▶ **DATA IN THIS EXERCISE**
※ ※ ※

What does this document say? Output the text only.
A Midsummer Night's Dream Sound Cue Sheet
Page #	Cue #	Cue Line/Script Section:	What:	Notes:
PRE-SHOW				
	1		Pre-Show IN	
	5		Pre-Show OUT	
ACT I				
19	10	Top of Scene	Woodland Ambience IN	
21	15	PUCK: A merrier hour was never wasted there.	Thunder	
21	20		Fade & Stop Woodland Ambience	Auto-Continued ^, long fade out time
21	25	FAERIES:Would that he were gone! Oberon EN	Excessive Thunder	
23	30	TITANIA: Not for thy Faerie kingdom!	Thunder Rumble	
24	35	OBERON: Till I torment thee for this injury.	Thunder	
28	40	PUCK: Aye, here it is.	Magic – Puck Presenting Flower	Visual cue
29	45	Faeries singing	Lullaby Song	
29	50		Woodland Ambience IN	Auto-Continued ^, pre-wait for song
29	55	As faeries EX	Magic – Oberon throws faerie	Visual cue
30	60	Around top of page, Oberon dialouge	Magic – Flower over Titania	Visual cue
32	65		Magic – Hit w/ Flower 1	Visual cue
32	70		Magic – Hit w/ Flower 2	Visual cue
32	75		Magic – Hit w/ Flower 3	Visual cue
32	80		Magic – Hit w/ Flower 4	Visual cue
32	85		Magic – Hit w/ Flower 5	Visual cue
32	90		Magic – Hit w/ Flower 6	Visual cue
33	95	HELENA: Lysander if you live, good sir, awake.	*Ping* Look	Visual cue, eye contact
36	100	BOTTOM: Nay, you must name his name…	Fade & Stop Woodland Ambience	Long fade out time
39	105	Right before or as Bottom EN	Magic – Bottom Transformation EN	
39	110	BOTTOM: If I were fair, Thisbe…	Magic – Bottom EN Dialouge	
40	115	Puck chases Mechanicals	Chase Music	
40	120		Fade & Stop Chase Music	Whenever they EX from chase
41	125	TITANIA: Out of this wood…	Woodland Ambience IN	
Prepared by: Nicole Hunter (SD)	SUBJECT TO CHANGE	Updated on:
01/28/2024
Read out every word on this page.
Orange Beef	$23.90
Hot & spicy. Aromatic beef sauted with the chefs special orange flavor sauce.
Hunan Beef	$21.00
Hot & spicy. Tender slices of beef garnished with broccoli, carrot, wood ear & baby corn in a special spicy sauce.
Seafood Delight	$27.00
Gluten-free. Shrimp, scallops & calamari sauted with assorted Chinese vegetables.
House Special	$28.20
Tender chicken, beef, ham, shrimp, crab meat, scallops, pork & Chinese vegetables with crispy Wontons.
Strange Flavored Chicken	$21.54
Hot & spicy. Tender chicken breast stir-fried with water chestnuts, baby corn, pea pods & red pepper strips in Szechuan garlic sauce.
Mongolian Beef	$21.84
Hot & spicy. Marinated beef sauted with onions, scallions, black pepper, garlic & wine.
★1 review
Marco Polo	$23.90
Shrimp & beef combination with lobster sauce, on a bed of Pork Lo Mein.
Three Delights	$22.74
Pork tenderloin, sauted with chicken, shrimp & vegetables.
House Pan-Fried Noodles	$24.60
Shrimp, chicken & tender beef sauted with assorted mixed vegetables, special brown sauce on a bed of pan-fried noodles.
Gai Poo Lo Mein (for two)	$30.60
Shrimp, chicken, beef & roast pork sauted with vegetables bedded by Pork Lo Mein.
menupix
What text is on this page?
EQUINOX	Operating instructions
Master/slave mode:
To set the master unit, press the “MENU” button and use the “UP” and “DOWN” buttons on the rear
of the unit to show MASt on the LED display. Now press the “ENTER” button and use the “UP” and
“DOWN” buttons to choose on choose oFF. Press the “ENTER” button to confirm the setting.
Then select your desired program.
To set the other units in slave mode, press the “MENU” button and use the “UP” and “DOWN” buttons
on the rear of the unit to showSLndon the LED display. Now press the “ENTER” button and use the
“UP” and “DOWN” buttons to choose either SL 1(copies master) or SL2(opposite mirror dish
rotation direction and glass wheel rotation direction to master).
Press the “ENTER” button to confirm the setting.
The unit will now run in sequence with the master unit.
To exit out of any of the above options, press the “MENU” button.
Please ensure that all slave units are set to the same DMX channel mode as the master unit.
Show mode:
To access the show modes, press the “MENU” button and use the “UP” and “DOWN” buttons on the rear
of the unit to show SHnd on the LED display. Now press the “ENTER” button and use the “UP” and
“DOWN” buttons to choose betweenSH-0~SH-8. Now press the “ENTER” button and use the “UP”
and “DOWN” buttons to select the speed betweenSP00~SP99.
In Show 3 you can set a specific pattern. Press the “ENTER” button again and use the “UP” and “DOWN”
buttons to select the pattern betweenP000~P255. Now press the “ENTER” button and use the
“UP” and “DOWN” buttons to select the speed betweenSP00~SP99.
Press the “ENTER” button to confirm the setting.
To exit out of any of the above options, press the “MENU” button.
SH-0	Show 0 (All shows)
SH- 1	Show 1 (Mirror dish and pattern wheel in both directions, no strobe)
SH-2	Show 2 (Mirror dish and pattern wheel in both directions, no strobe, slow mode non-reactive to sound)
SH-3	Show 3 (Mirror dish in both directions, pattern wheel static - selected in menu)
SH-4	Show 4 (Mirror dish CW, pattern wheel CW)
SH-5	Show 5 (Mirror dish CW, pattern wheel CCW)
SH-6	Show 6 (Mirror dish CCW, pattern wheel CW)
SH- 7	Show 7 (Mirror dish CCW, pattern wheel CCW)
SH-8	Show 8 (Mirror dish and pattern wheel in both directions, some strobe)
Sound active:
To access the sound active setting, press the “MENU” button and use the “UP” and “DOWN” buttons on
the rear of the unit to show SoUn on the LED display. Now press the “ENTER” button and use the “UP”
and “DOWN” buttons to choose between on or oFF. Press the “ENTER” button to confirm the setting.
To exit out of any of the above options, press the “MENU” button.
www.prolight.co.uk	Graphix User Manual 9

※ ※ ※

▶ **TASK INSTRUCTIONS**
Make a copy of each line that contains the string "sauted".

▶ **RESPONSE FOR THIS EXERCISE**
Hot & spicy. Aromatic beef sauted with the chefs special orange flavor sauce.
Gluten-free. Shrimp, scallops & calamari sauted with assorted Chinese vegetables.
Hot & spicy. Marinated beef sauted with onions, scallions, black pepper, garlic & wine.
Pork tenderloin, sauted with chicken, shrimp & vegetables.
Shrimp, chicken & tender beef sauted with assorted mixed vegetables, special brown sauce on a bed of pan-fried noodles.
Shrimp, chicken, beef & roast pork sauted with vegetables bedded by Pork Lo Mein.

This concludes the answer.